▶ [STATED PROBLEM]:
Your task is to repeat all of the data exactly while excluding the pictures.

(Records from a data source)
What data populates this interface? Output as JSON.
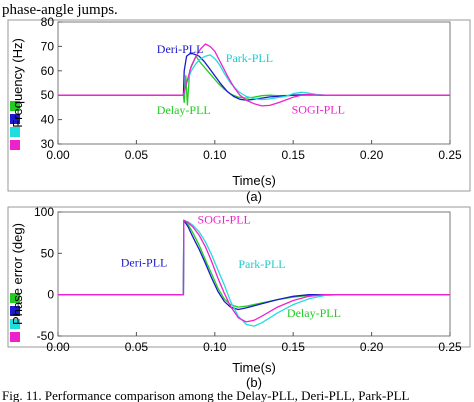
{
  "header_fragment": "phase-angle jumps.",
  "footer_fragment": "Fig. 11. Performance comparison among the Delay-PLL, Deri-PLL, Park-PLL",
  "legend_colors": [
    "#22cc22",
    "#1a1acc",
    "#22dddd",
    "#ee22cc"
  ],
  "chart_data": [
    {
      "type": "line",
      "caption": "(a)",
      "xlabel": "Time(s)",
      "ylabel": "Frequency (Hz)",
      "xlim": [
        0,
        0.25
      ],
      "ylim": [
        30,
        80
      ],
      "xticks": [
        "0.00",
        "0.05",
        "0.10",
        "0.15",
        "0.20",
        "0.25"
      ],
      "yticks": [
        "30",
        "40",
        "50",
        "60",
        "70",
        "80"
      ],
      "grid": false,
      "annotations": [
        {
          "text": "Deri-PLL",
          "color": "#1a1acc",
          "x": 0.063,
          "y": 67.2
        },
        {
          "text": "Park-PLL",
          "color": "#22cccc",
          "x": 0.107,
          "y": 63.6
        },
        {
          "text": "Delay-PLL",
          "color": "#22cc22",
          "x": 0.063,
          "y": 42.2
        },
        {
          "text": "SOGI-PLL",
          "color": "#ee22cc",
          "x": 0.149,
          "y": 42.4
        }
      ],
      "series": [
        {
          "name": "Delay-PLL",
          "color": "#22cc22",
          "x": [
            0,
            0.08,
            0.0805,
            0.0815,
            0.0825,
            0.084,
            0.086,
            0.088,
            0.09,
            0.094,
            0.098,
            0.102,
            0.106,
            0.11,
            0.115,
            0.12,
            0.125,
            0.13,
            0.135,
            0.14,
            0.15,
            0.16,
            0.17,
            0.18,
            0.25
          ],
          "y": [
            50,
            50,
            47,
            58,
            46,
            60,
            63,
            66,
            64,
            61,
            58,
            55,
            52.5,
            50.5,
            49.2,
            48.8,
            49.2,
            49.8,
            50,
            49.8,
            49.9,
            50,
            50,
            50,
            50
          ]
        },
        {
          "name": "Deri-PLL",
          "color": "#1a1acc",
          "x": [
            0,
            0.08,
            0.0805,
            0.082,
            0.084,
            0.086,
            0.088,
            0.09,
            0.093,
            0.096,
            0.1,
            0.104,
            0.108,
            0.112,
            0.116,
            0.12,
            0.125,
            0.13,
            0.135,
            0.14,
            0.15,
            0.16,
            0.17,
            0.18,
            0.25
          ],
          "y": [
            50,
            50,
            60,
            66,
            67,
            67,
            66.5,
            66,
            64,
            61.5,
            58,
            54.5,
            51.5,
            49.5,
            48.3,
            48,
            48.3,
            48.8,
            49.3,
            49.5,
            50,
            50.3,
            50,
            50,
            50
          ]
        },
        {
          "name": "Park-PLL",
          "color": "#22dddd",
          "x": [
            0,
            0.08,
            0.082,
            0.085,
            0.088,
            0.091,
            0.094,
            0.097,
            0.1,
            0.103,
            0.106,
            0.11,
            0.115,
            0.12,
            0.125,
            0.13,
            0.135,
            0.14,
            0.145,
            0.15,
            0.155,
            0.16,
            0.165,
            0.17,
            0.175,
            0.18,
            0.25
          ],
          "y": [
            50,
            50,
            55,
            60,
            63,
            65,
            66,
            66.5,
            65,
            62.5,
            59,
            55,
            51.5,
            49.5,
            48.6,
            48.2,
            48.5,
            49,
            49.5,
            50.6,
            51.2,
            50.8,
            50.3,
            50,
            49.9,
            50,
            50
          ]
        },
        {
          "name": "SOGI-PLL",
          "color": "#ee22cc",
          "x": [
            0,
            0.08,
            0.082,
            0.085,
            0.088,
            0.091,
            0.094,
            0.097,
            0.1,
            0.104,
            0.108,
            0.112,
            0.116,
            0.12,
            0.125,
            0.13,
            0.135,
            0.14,
            0.145,
            0.15,
            0.155,
            0.16,
            0.165,
            0.17,
            0.25
          ],
          "y": [
            50,
            50,
            55,
            62,
            66,
            69,
            71,
            70,
            68,
            63,
            58,
            53.5,
            50,
            48,
            46.5,
            45.6,
            45.8,
            46.8,
            48,
            49.2,
            50,
            50.3,
            50.1,
            50,
            50
          ]
        }
      ]
    },
    {
      "type": "line",
      "caption": "(b)",
      "xlabel": "Time(s)",
      "ylabel": "Phase error (deg)",
      "xlim": [
        0,
        0.25
      ],
      "ylim": [
        -50,
        100
      ],
      "xticks": [
        "0.00",
        "0.05",
        "0.10",
        "0.15",
        "0.20",
        "0.25"
      ],
      "yticks": [
        "-50",
        "0",
        "50",
        "100"
      ],
      "grid": false,
      "annotations": [
        {
          "text": "SOGI-PLL",
          "color": "#ee22cc",
          "x": 0.089,
          "y": 86
        },
        {
          "text": "Deri-PLL",
          "color": "#1a1acc",
          "x": 0.04,
          "y": 34
        },
        {
          "text": "Park-PLL",
          "color": "#22cccc",
          "x": 0.115,
          "y": 32
        },
        {
          "text": "Delay-PLL",
          "color": "#22cc22",
          "x": 0.146,
          "y": -27
        }
      ],
      "series": [
        {
          "name": "Delay-PLL",
          "color": "#22cc22",
          "x": [
            0,
            0.08,
            0.0802,
            0.083,
            0.086,
            0.09,
            0.094,
            0.098,
            0.102,
            0.106,
            0.11,
            0.115,
            0.12,
            0.13,
            0.14,
            0.15,
            0.16,
            0.17,
            0.18,
            0.25
          ],
          "y": [
            0,
            0,
            90,
            85,
            75,
            60,
            42,
            25,
            8,
            -5,
            -12,
            -15,
            -14,
            -10,
            -6,
            -3,
            -1,
            0,
            0,
            0
          ]
        },
        {
          "name": "Deri-PLL",
          "color": "#1a1acc",
          "x": [
            0,
            0.08,
            0.0802,
            0.083,
            0.086,
            0.09,
            0.094,
            0.098,
            0.102,
            0.106,
            0.11,
            0.115,
            0.12,
            0.13,
            0.14,
            0.15,
            0.16,
            0.17,
            0.18,
            0.25
          ],
          "y": [
            0,
            0,
            90,
            82,
            70,
            55,
            38,
            20,
            4,
            -8,
            -15,
            -18,
            -16,
            -11,
            -6,
            -2,
            0,
            0,
            0,
            0
          ]
        },
        {
          "name": "Park-PLL",
          "color": "#22dddd",
          "x": [
            0,
            0.08,
            0.0802,
            0.083,
            0.086,
            0.09,
            0.094,
            0.098,
            0.102,
            0.106,
            0.11,
            0.115,
            0.12,
            0.125,
            0.13,
            0.14,
            0.15,
            0.16,
            0.17,
            0.18,
            0.19,
            0.25
          ],
          "y": [
            0,
            0,
            90,
            88,
            84,
            76,
            64,
            48,
            30,
            12,
            -8,
            -26,
            -36,
            -38,
            -34,
            -22,
            -12,
            -5,
            -1,
            0,
            0,
            0
          ]
        },
        {
          "name": "SOGI-PLL",
          "color": "#ee22cc",
          "x": [
            0,
            0.08,
            0.0802,
            0.083,
            0.086,
            0.09,
            0.094,
            0.098,
            0.102,
            0.106,
            0.11,
            0.115,
            0.12,
            0.125,
            0.13,
            0.14,
            0.15,
            0.16,
            0.17,
            0.18,
            0.25
          ],
          "y": [
            0,
            0,
            90,
            87,
            82,
            72,
            58,
            40,
            20,
            2,
            -14,
            -28,
            -33,
            -31,
            -26,
            -15,
            -7,
            -2,
            0,
            0,
            0
          ]
        }
      ]
    }
  ]
}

▶ [IN RESPONSE]:
What data populates this interface? Output as JSON.
{
  "header_fragment": "phase-angle jumps.",
  "footer_fragment": "Fig. 11. Performance comparison among the Delay-PLL, Deri-PLL, Park-PLL",
  "legend_colors": [
    "#22cc22",
    "#1a1acc",
    "#22dddd",
    "#ee22cc"
  ],
  "chart_data": [
    {
      "type": "line",
      "caption": "(a)",
      "xlabel": "Time(s)",
      "ylabel": "Frequency (Hz)",
      "xlim": [
        0,
        0.25
      ],
      "ylim": [
        30,
        80
      ],
      "xticks": [
        "0.00",
        "0.05",
        "0.10",
        "0.15",
        "0.20",
        "0.25"
      ],
      "yticks": [
        "30",
        "40",
        "50",
        "60",
        "70",
        "80"
      ],
      "grid": false,
      "annotations": [
        {
          "text": "Deri-PLL",
          "color": "#1a1acc",
          "x": 0.063,
          "y": 67.2
        },
        {
          "text": "Park-PLL",
          "color": "#22cccc",
          "x": 0.107,
          "y": 63.6
        },
        {
          "text": "Delay-PLL",
          "color": "#22cc22",
          "x": 0.063,
          "y": 42.2
        },
        {
          "text": "SOGI-PLL",
          "color": "#ee22cc",
          "x": 0.149,
          "y": 42.4
        }
      ],
      "series": [
        {
          "name": "Delay-PLL",
          "color": "#22cc22",
          "x": [
            0,
            0.08,
            0.0805,
            0.0815,
            0.0825,
            0.084,
            0.086,
            0.088,
            0.09,
            0.094,
            0.098,
            0.102,
            0.106,
            0.11,
            0.115,
            0.12,
            0.125,
            0.13,
            0.135,
            0.14,
            0.15,
            0.16,
            0.17,
            0.18,
            0.25
          ],
          "y": [
            50,
            50,
            47,
            58,
            46,
            60,
            63,
            66,
            64,
            61,
            58,
            55,
            52.5,
            50.5,
            49.2,
            48.8,
            49.2,
            49.8,
            50,
            49.8,
            49.9,
            50,
            50,
            50,
            50
          ]
        },
        {
          "name": "Deri-PLL",
          "color": "#1a1acc",
          "x": [
            0,
            0.08,
            0.0805,
            0.082,
            0.084,
            0.086,
            0.088,
            0.09,
            0.093,
            0.096,
            0.1,
            0.104,
            0.108,
            0.112,
            0.116,
            0.12,
            0.125,
            0.13,
            0.135,
            0.14,
            0.15,
            0.16,
            0.17,
            0.18,
            0.25
          ],
          "y": [
            50,
            50,
            60,
            66,
            67,
            67,
            66.5,
            66,
            64,
            61.5,
            58,
            54.5,
            51.5,
            49.5,
            48.3,
            48,
            48.3,
            48.8,
            49.3,
            49.5,
            50,
            50.3,
            50,
            50,
            50
          ]
        },
        {
          "name": "Park-PLL",
          "color": "#22dddd",
          "x": [
            0,
            0.08,
            0.082,
            0.085,
            0.088,
            0.091,
            0.094,
            0.097,
            0.1,
            0.103,
            0.106,
            0.11,
            0.115,
            0.12,
            0.125,
            0.13,
            0.135,
            0.14,
            0.145,
            0.15,
            0.155,
            0.16,
            0.165,
            0.17,
            0.175,
            0.18,
            0.25
          ],
          "y": [
            50,
            50,
            55,
            60,
            63,
            65,
            66,
            66.5,
            65,
            62.5,
            59,
            55,
            51.5,
            49.5,
            48.6,
            48.2,
            48.5,
            49,
            49.5,
            50.6,
            51.2,
            50.8,
            50.3,
            50,
            49.9,
            50,
            50
          ]
        },
        {
          "name": "SOGI-PLL",
          "color": "#ee22cc",
          "x": [
            0,
            0.08,
            0.082,
            0.085,
            0.088,
            0.091,
            0.094,
            0.097,
            0.1,
            0.104,
            0.108,
            0.112,
            0.116,
            0.12,
            0.125,
            0.13,
            0.135,
            0.14,
            0.145,
            0.15,
            0.155,
            0.16,
            0.165,
            0.17,
            0.25
          ],
          "y": [
            50,
            50,
            55,
            62,
            66,
            69,
            71,
            70,
            68,
            63,
            58,
            53.5,
            50,
            48,
            46.5,
            45.6,
            45.8,
            46.8,
            48,
            49.2,
            50,
            50.3,
            50.1,
            50,
            50
          ]
        }
      ]
    },
    {
      "type": "line",
      "caption": "(b)",
      "xlabel": "Time(s)",
      "ylabel": "Phase error (deg)",
      "xlim": [
        0,
        0.25
      ],
      "ylim": [
        -50,
        100
      ],
      "xticks": [
        "0.00",
        "0.05",
        "0.10",
        "0.15",
        "0.20",
        "0.25"
      ],
      "yticks": [
        "-50",
        "0",
        "50",
        "100"
      ],
      "grid": false,
      "annotations": [
        {
          "text": "SOGI-PLL",
          "color": "#ee22cc",
          "x": 0.089,
          "y": 86
        },
        {
          "text": "Deri-PLL",
          "color": "#1a1acc",
          "x": 0.04,
          "y": 34
        },
        {
          "text": "Park-PLL",
          "color": "#22cccc",
          "x": 0.115,
          "y": 32
        },
        {
          "text": "Delay-PLL",
          "color": "#22cc22",
          "x": 0.146,
          "y": -27
        }
      ],
      "series": [
        {
          "name": "Delay-PLL",
          "color": "#22cc22",
          "x": [
            0,
            0.08,
            0.0802,
            0.083,
            0.086,
            0.09,
            0.094,
            0.098,
            0.102,
            0.106,
            0.11,
            0.115,
            0.12,
            0.13,
            0.14,
            0.15,
            0.16,
            0.17,
            0.18,
            0.25
          ],
          "y": [
            0,
            0,
            90,
            85,
            75,
            60,
            42,
            25,
            8,
            -5,
            -12,
            -15,
            -14,
            -10,
            -6,
            -3,
            -1,
            0,
            0,
            0
          ]
        },
        {
          "name": "Deri-PLL",
          "color": "#1a1acc",
          "x": [
            0,
            0.08,
            0.0802,
            0.083,
            0.086,
            0.09,
            0.094,
            0.098,
            0.102,
            0.106,
            0.11,
            0.115,
            0.12,
            0.13,
            0.14,
            0.15,
            0.16,
            0.17,
            0.18,
            0.25
          ],
          "y": [
            0,
            0,
            90,
            82,
            70,
            55,
            38,
            20,
            4,
            -8,
            -15,
            -18,
            -16,
            -11,
            -6,
            -2,
            0,
            0,
            0,
            0
          ]
        },
        {
          "name": "Park-PLL",
          "color": "#22dddd",
          "x": [
            0,
            0.08,
            0.0802,
            0.083,
            0.086,
            0.09,
            0.094,
            0.098,
            0.102,
            0.106,
            0.11,
            0.115,
            0.12,
            0.125,
            0.13,
            0.14,
            0.15,
            0.16,
            0.17,
            0.18,
            0.19,
            0.25
          ],
          "y": [
            0,
            0,
            90,
            88,
            84,
            76,
            64,
            48,
            30,
            12,
            -8,
            -26,
            -36,
            -38,
            -34,
            -22,
            -12,
            -5,
            -1,
            0,
            0,
            0
          ]
        },
        {
          "name": "SOGI-PLL",
          "color": "#ee22cc",
          "x": [
            0,
            0.08,
            0.0802,
            0.083,
            0.086,
            0.09,
            0.094,
            0.098,
            0.102,
            0.106,
            0.11,
            0.115,
            0.12,
            0.125,
            0.13,
            0.14,
            0.15,
            0.16,
            0.17,
            0.18,
            0.25
          ],
          "y": [
            0,
            0,
            90,
            87,
            82,
            72,
            58,
            40,
            20,
            2,
            -14,
            -28,
            -33,
            -31,
            -26,
            -15,
            -7,
            -2,
            0,
            0,
            0
          ]
        }
      ]
    }
  ]
}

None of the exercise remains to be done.